**DATASET EXTRACT**
-=-=-

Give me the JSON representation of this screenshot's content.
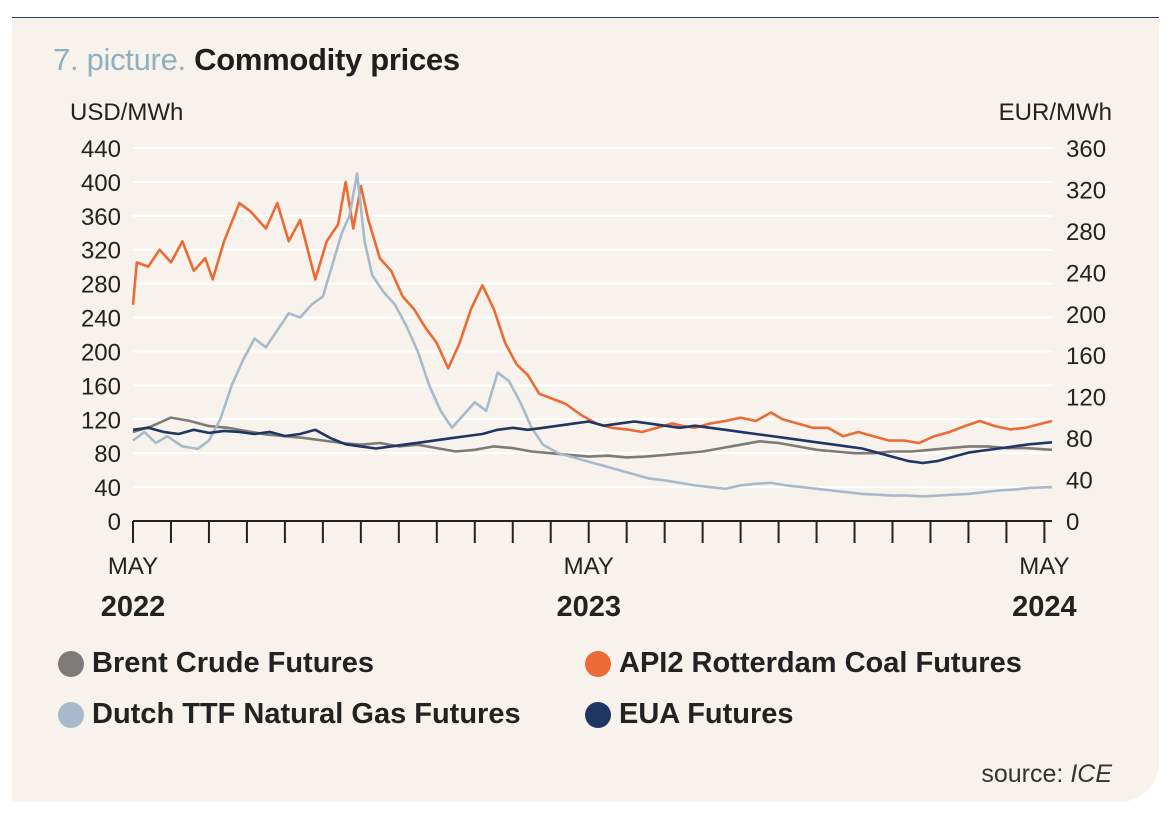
{
  "title": {
    "prefix": "7. picture.",
    "main": "Commodity prices"
  },
  "source": {
    "label": "source:",
    "name": "ICE"
  },
  "colors": {
    "brent": "#7d7b78",
    "coal": "#ec6a33",
    "ttf": "#a9b9cc",
    "eua": "#1f3563",
    "grid": "#ffffff",
    "axis": "#222222"
  },
  "chart_data": {
    "type": "line",
    "x_unit": "months since May 2022",
    "xlim": [
      0,
      24.2
    ],
    "x_ticks": [
      {
        "month": "MAY",
        "year": "2022",
        "value": 0
      },
      {
        "month": "MAY",
        "year": "2023",
        "value": 12
      },
      {
        "month": "MAY",
        "year": "2024",
        "value": 24
      }
    ],
    "minor_tick_step": 1,
    "y_left": {
      "label": "USD/MWh",
      "lim": [
        0,
        440
      ],
      "ticks": [
        0,
        40,
        80,
        120,
        160,
        200,
        240,
        280,
        320,
        360,
        400,
        440
      ]
    },
    "y_right": {
      "label": "EUR/MWh",
      "lim": [
        0,
        360
      ],
      "ticks": [
        0,
        40,
        80,
        120,
        160,
        200,
        240,
        280,
        320,
        360
      ]
    },
    "grid": "horizontal",
    "legend_position": "bottom",
    "series": [
      {
        "key": "brent",
        "name": "Brent Crude Futures",
        "axis": "left",
        "color": "#7d7b78",
        "points": [
          [
            0,
            105
          ],
          [
            0.5,
            112
          ],
          [
            1,
            122
          ],
          [
            1.5,
            118
          ],
          [
            2,
            112
          ],
          [
            2.5,
            110
          ],
          [
            3,
            106
          ],
          [
            3.5,
            102
          ],
          [
            4,
            100
          ],
          [
            4.5,
            98
          ],
          [
            5,
            95
          ],
          [
            5.5,
            92
          ],
          [
            6,
            90
          ],
          [
            6.5,
            92
          ],
          [
            7,
            88
          ],
          [
            7.5,
            90
          ],
          [
            8,
            86
          ],
          [
            8.5,
            82
          ],
          [
            9,
            84
          ],
          [
            9.5,
            88
          ],
          [
            10,
            86
          ],
          [
            10.5,
            82
          ],
          [
            11,
            80
          ],
          [
            11.5,
            78
          ],
          [
            12,
            76
          ],
          [
            12.5,
            77
          ],
          [
            13,
            75
          ],
          [
            13.5,
            76
          ],
          [
            14,
            78
          ],
          [
            14.5,
            80
          ],
          [
            15,
            82
          ],
          [
            15.5,
            86
          ],
          [
            16,
            90
          ],
          [
            16.5,
            94
          ],
          [
            17,
            92
          ],
          [
            17.5,
            88
          ],
          [
            18,
            84
          ],
          [
            18.5,
            82
          ],
          [
            19,
            80
          ],
          [
            19.5,
            80
          ],
          [
            20,
            82
          ],
          [
            20.5,
            82
          ],
          [
            21,
            84
          ],
          [
            21.5,
            86
          ],
          [
            22,
            88
          ],
          [
            22.5,
            88
          ],
          [
            23,
            86
          ],
          [
            23.5,
            86
          ],
          [
            24.2,
            84
          ]
        ]
      },
      {
        "key": "coal",
        "name": "API2 Rotterdam Coal Futures",
        "axis": "left",
        "color": "#ec6a33",
        "points": [
          [
            0,
            255
          ],
          [
            0.1,
            305
          ],
          [
            0.4,
            300
          ],
          [
            0.7,
            320
          ],
          [
            1,
            305
          ],
          [
            1.3,
            330
          ],
          [
            1.6,
            295
          ],
          [
            1.9,
            310
          ],
          [
            2.1,
            285
          ],
          [
            2.4,
            330
          ],
          [
            2.8,
            375
          ],
          [
            3.1,
            365
          ],
          [
            3.5,
            345
          ],
          [
            3.8,
            375
          ],
          [
            4.1,
            330
          ],
          [
            4.4,
            355
          ],
          [
            4.8,
            285
          ],
          [
            5.1,
            330
          ],
          [
            5.4,
            350
          ],
          [
            5.6,
            400
          ],
          [
            5.8,
            345
          ],
          [
            6.0,
            395
          ],
          [
            6.2,
            355
          ],
          [
            6.5,
            310
          ],
          [
            6.8,
            295
          ],
          [
            7.1,
            265
          ],
          [
            7.4,
            250
          ],
          [
            7.7,
            228
          ],
          [
            8.0,
            210
          ],
          [
            8.3,
            180
          ],
          [
            8.6,
            210
          ],
          [
            8.9,
            250
          ],
          [
            9.2,
            278
          ],
          [
            9.5,
            250
          ],
          [
            9.8,
            210
          ],
          [
            10.1,
            185
          ],
          [
            10.4,
            172
          ],
          [
            10.7,
            150
          ],
          [
            11,
            145
          ],
          [
            11.4,
            138
          ],
          [
            11.8,
            125
          ],
          [
            12.2,
            115
          ],
          [
            12.6,
            110
          ],
          [
            13,
            108
          ],
          [
            13.4,
            105
          ],
          [
            13.8,
            110
          ],
          [
            14.2,
            115
          ],
          [
            14.5,
            112
          ],
          [
            14.8,
            110
          ],
          [
            15.2,
            115
          ],
          [
            15.6,
            118
          ],
          [
            16,
            122
          ],
          [
            16.4,
            118
          ],
          [
            16.8,
            128
          ],
          [
            17.1,
            120
          ],
          [
            17.5,
            115
          ],
          [
            17.9,
            110
          ],
          [
            18.3,
            110
          ],
          [
            18.7,
            100
          ],
          [
            19.1,
            105
          ],
          [
            19.5,
            100
          ],
          [
            19.9,
            95
          ],
          [
            20.3,
            95
          ],
          [
            20.7,
            92
          ],
          [
            21.1,
            100
          ],
          [
            21.5,
            105
          ],
          [
            21.9,
            112
          ],
          [
            22.3,
            118
          ],
          [
            22.7,
            112
          ],
          [
            23.1,
            108
          ],
          [
            23.5,
            110
          ],
          [
            24.2,
            118
          ]
        ]
      },
      {
        "key": "ttf",
        "name": "Dutch TTF Natural Gas Futures",
        "axis": "left",
        "color": "#a9b9cc",
        "points": [
          [
            0,
            95
          ],
          [
            0.3,
            105
          ],
          [
            0.6,
            92
          ],
          [
            0.9,
            100
          ],
          [
            1.3,
            88
          ],
          [
            1.7,
            85
          ],
          [
            2.0,
            95
          ],
          [
            2.3,
            120
          ],
          [
            2.6,
            160
          ],
          [
            2.9,
            190
          ],
          [
            3.2,
            215
          ],
          [
            3.5,
            205
          ],
          [
            3.8,
            225
          ],
          [
            4.1,
            245
          ],
          [
            4.4,
            240
          ],
          [
            4.7,
            255
          ],
          [
            5.0,
            265
          ],
          [
            5.3,
            310
          ],
          [
            5.5,
            340
          ],
          [
            5.7,
            360
          ],
          [
            5.9,
            410
          ],
          [
            6.1,
            330
          ],
          [
            6.3,
            290
          ],
          [
            6.6,
            270
          ],
          [
            6.9,
            255
          ],
          [
            7.2,
            230
          ],
          [
            7.5,
            200
          ],
          [
            7.8,
            160
          ],
          [
            8.1,
            130
          ],
          [
            8.4,
            110
          ],
          [
            8.7,
            125
          ],
          [
            9.0,
            140
          ],
          [
            9.3,
            130
          ],
          [
            9.6,
            175
          ],
          [
            9.9,
            165
          ],
          [
            10.2,
            140
          ],
          [
            10.5,
            110
          ],
          [
            10.8,
            90
          ],
          [
            11.2,
            80
          ],
          [
            11.6,
            75
          ],
          [
            12,
            70
          ],
          [
            12.4,
            65
          ],
          [
            12.8,
            60
          ],
          [
            13.2,
            55
          ],
          [
            13.6,
            50
          ],
          [
            14,
            48
          ],
          [
            14.4,
            45
          ],
          [
            14.8,
            42
          ],
          [
            15.2,
            40
          ],
          [
            15.6,
            38
          ],
          [
            16,
            42
          ],
          [
            16.4,
            44
          ],
          [
            16.8,
            45
          ],
          [
            17.2,
            42
          ],
          [
            17.6,
            40
          ],
          [
            18,
            38
          ],
          [
            18.4,
            36
          ],
          [
            18.8,
            34
          ],
          [
            19.2,
            32
          ],
          [
            19.6,
            31
          ],
          [
            20,
            30
          ],
          [
            20.4,
            30
          ],
          [
            20.8,
            29
          ],
          [
            21.2,
            30
          ],
          [
            21.6,
            31
          ],
          [
            22,
            32
          ],
          [
            22.4,
            34
          ],
          [
            22.8,
            36
          ],
          [
            23.2,
            37
          ],
          [
            23.6,
            39
          ],
          [
            24.2,
            40
          ]
        ]
      },
      {
        "key": "eua",
        "name": "EUA Futures",
        "axis": "right",
        "color": "#1f3563",
        "points": [
          [
            0,
            88
          ],
          [
            0.4,
            90
          ],
          [
            0.8,
            86
          ],
          [
            1.2,
            84
          ],
          [
            1.6,
            88
          ],
          [
            2.0,
            85
          ],
          [
            2.4,
            87
          ],
          [
            2.8,
            86
          ],
          [
            3.2,
            84
          ],
          [
            3.6,
            86
          ],
          [
            4.0,
            82
          ],
          [
            4.4,
            84
          ],
          [
            4.8,
            88
          ],
          [
            5.2,
            80
          ],
          [
            5.6,
            74
          ],
          [
            6.0,
            72
          ],
          [
            6.4,
            70
          ],
          [
            6.8,
            72
          ],
          [
            7.2,
            74
          ],
          [
            7.6,
            76
          ],
          [
            8.0,
            78
          ],
          [
            8.4,
            80
          ],
          [
            8.8,
            82
          ],
          [
            9.2,
            84
          ],
          [
            9.6,
            88
          ],
          [
            10.0,
            90
          ],
          [
            10.4,
            88
          ],
          [
            10.8,
            90
          ],
          [
            11.2,
            92
          ],
          [
            11.6,
            94
          ],
          [
            12,
            96
          ],
          [
            12.4,
            92
          ],
          [
            12.8,
            94
          ],
          [
            13.2,
            96
          ],
          [
            13.6,
            94
          ],
          [
            14,
            92
          ],
          [
            14.4,
            90
          ],
          [
            14.8,
            92
          ],
          [
            15.2,
            90
          ],
          [
            15.6,
            88
          ],
          [
            16,
            86
          ],
          [
            16.4,
            84
          ],
          [
            16.8,
            82
          ],
          [
            17.2,
            80
          ],
          [
            17.6,
            78
          ],
          [
            18,
            76
          ],
          [
            18.4,
            74
          ],
          [
            18.8,
            72
          ],
          [
            19.2,
            70
          ],
          [
            19.6,
            66
          ],
          [
            20,
            62
          ],
          [
            20.4,
            58
          ],
          [
            20.8,
            56
          ],
          [
            21.2,
            58
          ],
          [
            21.6,
            62
          ],
          [
            22,
            66
          ],
          [
            22.4,
            68
          ],
          [
            22.8,
            70
          ],
          [
            23.2,
            72
          ],
          [
            23.6,
            74
          ],
          [
            24.2,
            76
          ]
        ]
      }
    ]
  }
}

-=-=-

**DESCRIPTION OF THE TASK**
Using the records above, copy every line that has the word "Futures" in it.

**RESPONSE TO THIS EXERCISE**
        "name": "Brent Crude Futures",
        "name": "API2 Rotterdam Coal Futures",
        "name": "Dutch TTF Natural Gas Futures",
        "name": "EUA Futures",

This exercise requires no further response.